- [What is required]: Show every line in the records below that contains the word "культур".

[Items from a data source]
============================================================

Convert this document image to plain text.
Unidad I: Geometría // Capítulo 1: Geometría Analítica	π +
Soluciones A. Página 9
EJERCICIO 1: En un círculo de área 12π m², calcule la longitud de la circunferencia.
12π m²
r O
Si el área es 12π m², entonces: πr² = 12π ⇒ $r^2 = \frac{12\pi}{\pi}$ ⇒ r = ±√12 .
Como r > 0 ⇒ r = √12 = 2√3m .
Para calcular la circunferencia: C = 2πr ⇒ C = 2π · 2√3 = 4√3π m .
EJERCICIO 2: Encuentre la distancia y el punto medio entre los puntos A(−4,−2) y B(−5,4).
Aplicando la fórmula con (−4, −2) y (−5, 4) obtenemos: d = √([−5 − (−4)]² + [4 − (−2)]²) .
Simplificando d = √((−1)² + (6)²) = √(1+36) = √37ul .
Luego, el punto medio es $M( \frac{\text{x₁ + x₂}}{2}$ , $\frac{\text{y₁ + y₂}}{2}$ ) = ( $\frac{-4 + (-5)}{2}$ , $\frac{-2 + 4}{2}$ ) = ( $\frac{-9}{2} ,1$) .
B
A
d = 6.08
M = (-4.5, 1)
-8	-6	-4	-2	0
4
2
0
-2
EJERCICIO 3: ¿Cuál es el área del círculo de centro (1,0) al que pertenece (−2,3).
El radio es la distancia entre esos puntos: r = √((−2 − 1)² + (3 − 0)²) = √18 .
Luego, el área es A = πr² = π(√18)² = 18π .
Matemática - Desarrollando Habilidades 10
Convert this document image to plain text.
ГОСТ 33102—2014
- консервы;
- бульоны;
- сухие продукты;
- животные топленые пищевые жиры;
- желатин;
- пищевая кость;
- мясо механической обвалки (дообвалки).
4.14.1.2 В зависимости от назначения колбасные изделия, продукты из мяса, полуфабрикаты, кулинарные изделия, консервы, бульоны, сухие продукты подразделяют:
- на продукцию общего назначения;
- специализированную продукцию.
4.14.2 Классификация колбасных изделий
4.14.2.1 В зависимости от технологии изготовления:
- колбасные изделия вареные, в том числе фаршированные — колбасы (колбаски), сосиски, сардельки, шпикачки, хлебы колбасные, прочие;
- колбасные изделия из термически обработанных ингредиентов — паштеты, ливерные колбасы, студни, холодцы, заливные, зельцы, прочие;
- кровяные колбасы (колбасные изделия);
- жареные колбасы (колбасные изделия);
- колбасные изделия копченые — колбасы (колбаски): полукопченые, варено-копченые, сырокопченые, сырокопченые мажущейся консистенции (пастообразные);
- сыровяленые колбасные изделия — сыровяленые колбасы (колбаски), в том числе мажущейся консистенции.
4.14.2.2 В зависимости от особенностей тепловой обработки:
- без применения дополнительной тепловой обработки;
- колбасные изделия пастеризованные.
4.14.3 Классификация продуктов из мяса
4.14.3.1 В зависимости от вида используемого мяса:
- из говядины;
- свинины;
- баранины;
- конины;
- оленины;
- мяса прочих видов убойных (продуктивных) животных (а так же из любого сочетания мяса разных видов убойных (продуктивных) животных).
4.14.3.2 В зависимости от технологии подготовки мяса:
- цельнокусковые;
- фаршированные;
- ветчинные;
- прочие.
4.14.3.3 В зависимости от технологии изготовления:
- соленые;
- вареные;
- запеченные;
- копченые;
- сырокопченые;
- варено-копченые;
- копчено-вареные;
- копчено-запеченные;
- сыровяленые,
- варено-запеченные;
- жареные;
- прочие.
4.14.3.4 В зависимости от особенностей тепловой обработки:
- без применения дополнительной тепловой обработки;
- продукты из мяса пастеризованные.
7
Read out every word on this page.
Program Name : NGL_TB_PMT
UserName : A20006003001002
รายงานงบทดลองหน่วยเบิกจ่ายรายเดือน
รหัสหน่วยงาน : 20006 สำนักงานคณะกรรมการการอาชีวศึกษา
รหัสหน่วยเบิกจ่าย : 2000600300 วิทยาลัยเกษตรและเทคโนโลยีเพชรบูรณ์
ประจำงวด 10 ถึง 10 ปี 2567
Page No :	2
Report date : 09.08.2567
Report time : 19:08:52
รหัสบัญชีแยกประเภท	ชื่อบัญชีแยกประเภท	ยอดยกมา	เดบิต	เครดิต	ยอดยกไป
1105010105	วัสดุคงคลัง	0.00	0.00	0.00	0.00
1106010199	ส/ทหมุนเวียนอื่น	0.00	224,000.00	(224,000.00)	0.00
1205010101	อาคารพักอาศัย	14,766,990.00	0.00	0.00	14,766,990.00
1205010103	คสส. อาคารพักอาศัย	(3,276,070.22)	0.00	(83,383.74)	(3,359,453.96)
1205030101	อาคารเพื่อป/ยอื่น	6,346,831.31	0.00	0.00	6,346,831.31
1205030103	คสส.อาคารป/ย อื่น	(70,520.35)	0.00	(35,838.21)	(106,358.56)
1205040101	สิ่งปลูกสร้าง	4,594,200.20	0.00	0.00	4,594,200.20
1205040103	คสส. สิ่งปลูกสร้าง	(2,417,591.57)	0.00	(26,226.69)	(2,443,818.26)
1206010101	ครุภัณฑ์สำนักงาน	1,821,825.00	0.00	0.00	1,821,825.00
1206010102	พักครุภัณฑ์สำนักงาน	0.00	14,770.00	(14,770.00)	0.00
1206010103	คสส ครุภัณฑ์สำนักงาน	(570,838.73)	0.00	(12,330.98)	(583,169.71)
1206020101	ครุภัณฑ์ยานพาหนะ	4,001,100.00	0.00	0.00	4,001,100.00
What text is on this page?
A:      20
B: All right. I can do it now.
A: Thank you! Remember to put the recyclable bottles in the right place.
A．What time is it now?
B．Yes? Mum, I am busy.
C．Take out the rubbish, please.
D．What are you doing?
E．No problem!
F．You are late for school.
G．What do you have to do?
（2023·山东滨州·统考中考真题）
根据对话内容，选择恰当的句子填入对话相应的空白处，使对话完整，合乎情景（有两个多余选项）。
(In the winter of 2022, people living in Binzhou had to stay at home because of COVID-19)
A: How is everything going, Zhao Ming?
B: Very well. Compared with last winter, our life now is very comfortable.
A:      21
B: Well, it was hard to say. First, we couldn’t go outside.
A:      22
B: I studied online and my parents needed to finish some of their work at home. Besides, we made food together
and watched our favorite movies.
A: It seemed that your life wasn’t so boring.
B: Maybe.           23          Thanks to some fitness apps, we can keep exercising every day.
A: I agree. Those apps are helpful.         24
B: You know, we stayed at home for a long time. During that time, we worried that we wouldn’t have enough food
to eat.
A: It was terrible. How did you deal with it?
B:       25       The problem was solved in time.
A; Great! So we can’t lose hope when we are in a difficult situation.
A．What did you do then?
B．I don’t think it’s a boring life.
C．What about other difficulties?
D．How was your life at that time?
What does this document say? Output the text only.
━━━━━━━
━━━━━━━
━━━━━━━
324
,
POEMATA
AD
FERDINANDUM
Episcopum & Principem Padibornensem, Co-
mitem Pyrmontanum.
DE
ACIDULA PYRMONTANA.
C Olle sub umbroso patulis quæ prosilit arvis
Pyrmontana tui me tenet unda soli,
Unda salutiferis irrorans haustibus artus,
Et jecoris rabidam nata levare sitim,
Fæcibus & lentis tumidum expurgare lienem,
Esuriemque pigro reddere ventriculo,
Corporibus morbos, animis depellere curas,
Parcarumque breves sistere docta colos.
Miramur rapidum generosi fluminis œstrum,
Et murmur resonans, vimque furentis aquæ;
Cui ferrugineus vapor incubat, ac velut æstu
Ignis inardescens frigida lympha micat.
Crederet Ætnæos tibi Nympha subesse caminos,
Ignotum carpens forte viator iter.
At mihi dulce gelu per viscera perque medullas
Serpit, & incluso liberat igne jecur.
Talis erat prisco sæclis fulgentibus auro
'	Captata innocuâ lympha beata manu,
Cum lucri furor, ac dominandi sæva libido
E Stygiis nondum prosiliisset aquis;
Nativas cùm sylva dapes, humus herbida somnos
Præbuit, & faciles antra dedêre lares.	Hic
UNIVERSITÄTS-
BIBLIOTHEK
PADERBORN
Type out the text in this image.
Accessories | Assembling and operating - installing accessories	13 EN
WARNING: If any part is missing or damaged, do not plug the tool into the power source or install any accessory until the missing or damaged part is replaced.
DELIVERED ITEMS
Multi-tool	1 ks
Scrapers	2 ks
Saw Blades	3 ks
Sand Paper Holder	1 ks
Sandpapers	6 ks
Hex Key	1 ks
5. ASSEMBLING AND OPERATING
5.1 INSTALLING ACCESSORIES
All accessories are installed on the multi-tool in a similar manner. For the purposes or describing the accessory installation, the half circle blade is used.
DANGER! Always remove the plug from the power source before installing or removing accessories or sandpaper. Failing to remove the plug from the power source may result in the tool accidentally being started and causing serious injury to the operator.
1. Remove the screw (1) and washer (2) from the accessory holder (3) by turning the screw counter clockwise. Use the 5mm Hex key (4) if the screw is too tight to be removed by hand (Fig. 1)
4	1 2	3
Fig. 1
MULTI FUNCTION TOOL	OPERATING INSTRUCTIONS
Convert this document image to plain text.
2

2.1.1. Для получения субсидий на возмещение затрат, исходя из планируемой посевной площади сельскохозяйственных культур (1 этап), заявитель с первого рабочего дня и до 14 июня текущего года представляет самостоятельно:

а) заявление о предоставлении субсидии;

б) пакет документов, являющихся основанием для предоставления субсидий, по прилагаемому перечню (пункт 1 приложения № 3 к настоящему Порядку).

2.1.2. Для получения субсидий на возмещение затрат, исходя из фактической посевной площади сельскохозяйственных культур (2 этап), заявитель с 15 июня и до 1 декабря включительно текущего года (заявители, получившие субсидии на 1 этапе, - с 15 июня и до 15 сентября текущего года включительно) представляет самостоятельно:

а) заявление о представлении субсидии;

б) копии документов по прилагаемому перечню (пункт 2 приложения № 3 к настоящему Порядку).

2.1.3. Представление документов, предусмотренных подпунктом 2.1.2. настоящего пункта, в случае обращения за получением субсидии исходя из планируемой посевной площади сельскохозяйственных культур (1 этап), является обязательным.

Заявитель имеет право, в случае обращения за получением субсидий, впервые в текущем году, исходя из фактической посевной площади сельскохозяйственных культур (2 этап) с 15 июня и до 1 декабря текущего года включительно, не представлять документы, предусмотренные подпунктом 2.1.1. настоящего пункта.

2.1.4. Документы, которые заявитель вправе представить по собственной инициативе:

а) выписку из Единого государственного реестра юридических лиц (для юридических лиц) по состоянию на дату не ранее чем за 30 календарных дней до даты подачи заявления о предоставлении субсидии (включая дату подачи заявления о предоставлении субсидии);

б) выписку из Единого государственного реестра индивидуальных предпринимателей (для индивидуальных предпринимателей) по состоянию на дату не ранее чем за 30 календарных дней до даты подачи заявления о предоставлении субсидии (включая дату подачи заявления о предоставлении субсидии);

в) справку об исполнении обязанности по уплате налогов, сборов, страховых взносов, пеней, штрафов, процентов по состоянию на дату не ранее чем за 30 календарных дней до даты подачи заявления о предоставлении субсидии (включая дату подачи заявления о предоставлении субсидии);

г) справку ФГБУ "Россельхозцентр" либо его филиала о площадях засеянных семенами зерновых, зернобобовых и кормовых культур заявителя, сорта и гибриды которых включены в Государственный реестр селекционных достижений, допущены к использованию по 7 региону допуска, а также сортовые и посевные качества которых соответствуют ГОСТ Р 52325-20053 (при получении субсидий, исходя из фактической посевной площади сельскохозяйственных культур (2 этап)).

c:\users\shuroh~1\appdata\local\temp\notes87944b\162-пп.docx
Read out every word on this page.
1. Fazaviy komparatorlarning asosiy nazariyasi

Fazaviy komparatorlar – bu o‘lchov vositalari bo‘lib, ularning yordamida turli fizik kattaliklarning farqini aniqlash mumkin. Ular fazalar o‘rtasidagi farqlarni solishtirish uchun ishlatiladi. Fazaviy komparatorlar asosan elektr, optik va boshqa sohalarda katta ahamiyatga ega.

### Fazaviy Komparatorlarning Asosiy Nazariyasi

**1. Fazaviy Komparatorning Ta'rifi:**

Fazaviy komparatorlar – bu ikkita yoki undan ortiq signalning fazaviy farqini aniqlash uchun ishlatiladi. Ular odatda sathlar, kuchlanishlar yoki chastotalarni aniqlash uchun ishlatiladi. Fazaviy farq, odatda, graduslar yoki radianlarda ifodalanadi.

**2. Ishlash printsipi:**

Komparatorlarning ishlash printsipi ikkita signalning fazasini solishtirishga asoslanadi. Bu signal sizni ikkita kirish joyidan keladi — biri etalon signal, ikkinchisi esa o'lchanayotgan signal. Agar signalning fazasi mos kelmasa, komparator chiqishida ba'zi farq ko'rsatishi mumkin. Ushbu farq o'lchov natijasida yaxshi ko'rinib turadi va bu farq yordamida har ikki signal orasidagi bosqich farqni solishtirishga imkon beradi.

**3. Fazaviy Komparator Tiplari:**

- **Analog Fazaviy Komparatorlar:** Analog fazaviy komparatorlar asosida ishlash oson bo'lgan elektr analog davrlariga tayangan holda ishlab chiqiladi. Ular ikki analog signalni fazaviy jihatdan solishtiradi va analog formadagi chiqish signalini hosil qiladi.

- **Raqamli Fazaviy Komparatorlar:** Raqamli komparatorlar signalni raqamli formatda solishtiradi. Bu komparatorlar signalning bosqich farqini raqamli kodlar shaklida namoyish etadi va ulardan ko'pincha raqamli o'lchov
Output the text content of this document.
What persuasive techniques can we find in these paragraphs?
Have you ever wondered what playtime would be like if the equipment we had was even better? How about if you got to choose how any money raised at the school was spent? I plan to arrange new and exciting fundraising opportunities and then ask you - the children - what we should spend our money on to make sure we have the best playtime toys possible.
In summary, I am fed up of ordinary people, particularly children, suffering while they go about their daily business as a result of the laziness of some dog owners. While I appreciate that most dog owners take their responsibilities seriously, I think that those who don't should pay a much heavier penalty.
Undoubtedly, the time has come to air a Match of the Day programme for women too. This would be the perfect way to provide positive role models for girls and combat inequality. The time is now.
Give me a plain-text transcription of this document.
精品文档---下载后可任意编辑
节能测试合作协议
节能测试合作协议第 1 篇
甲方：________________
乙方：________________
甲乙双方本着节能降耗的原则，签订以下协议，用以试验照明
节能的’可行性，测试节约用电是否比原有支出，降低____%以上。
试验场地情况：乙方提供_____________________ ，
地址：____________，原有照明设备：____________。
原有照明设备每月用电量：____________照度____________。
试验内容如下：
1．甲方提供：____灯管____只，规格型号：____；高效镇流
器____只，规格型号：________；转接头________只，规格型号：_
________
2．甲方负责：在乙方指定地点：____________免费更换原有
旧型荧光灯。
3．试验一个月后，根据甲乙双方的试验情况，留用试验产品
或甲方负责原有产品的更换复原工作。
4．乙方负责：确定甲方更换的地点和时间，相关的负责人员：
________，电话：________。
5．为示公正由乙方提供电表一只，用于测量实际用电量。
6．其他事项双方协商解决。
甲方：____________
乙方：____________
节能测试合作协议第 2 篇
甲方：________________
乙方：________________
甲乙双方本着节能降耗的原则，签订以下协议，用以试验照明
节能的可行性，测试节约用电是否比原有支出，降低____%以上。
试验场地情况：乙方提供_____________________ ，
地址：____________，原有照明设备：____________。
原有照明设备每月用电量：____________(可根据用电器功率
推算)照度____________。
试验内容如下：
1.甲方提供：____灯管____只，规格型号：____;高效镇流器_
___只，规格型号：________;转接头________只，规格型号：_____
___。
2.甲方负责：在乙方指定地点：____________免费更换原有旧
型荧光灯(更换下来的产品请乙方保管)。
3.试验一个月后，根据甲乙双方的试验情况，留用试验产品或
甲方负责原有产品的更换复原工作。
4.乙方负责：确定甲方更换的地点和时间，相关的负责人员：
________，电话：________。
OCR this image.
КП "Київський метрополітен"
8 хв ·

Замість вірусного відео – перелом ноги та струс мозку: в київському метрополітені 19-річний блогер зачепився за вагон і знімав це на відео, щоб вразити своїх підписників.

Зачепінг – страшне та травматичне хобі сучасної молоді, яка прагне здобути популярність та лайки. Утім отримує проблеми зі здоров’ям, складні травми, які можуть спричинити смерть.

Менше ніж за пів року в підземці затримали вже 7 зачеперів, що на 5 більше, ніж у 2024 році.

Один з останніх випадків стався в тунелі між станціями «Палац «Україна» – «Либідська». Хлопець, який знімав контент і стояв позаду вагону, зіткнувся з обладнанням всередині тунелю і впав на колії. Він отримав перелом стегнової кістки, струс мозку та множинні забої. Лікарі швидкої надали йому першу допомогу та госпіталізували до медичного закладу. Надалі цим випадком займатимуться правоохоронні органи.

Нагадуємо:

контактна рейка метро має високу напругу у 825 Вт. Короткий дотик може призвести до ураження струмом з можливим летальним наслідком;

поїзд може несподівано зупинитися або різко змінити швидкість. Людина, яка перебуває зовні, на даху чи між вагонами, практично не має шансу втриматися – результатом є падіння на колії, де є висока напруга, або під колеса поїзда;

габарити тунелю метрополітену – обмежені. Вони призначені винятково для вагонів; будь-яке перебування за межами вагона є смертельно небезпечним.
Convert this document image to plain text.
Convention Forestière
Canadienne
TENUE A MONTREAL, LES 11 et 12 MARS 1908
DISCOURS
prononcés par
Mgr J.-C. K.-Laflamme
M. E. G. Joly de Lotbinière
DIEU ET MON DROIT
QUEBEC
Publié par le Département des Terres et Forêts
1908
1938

============================================================

- [Complete answer]:
2.1.1. Для получения субсидий на возмещение затрат, исходя из планируемой посевной площади сельскохозяйственных культур (1 этап), заявитель с первого рабочего дня и до 14 июня текущего года представляет самостоятельно:
2.1.2. Для получения субсидий на возмещение затрат, исходя из фактической посевной площади сельскохозяйственных культур (2 этап), заявитель с 15 июня и до 1 декабря включительно текущего года (заявители, получившие субсидии на 1 этапе, - с 15 июня и до 15 сентября текущего года включительно) представляет самостоятельно:
2.1.3. Представление документов, предусмотренных подпунктом 2.1.2. настоящего пункта, в случае обращения за получением субсидии исходя из планируемой посевной площади сельскохозяйственных культур (1 этап), является обязательным.
Заявитель имеет право, в случае обращения за получением субсидий, впервые в текущем году, исходя из фактической посевной площади сельскохозяйственных культур (2 этап) с 15 июня и до 1 декабря текущего года включительно, не представлять документы, предусмотренные подпунктом 2.1.1. настоящего пункта.
г) справку ФГБУ "Россельхозцентр" либо его филиала о площадях засеянных семенами зерновых, зернобобовых и кормовых культур заявителя, сорта и гибриды которых включены в Государственный реестр селекционных достижений, допущены к использованию по 7 региону допуска, а также сортовые и посевные качества которых соответствуют ГОСТ Р 52325-20053 (при получении субсидий, исходя из фактической посевной площади сельскохозяйственных культур (2 этап)).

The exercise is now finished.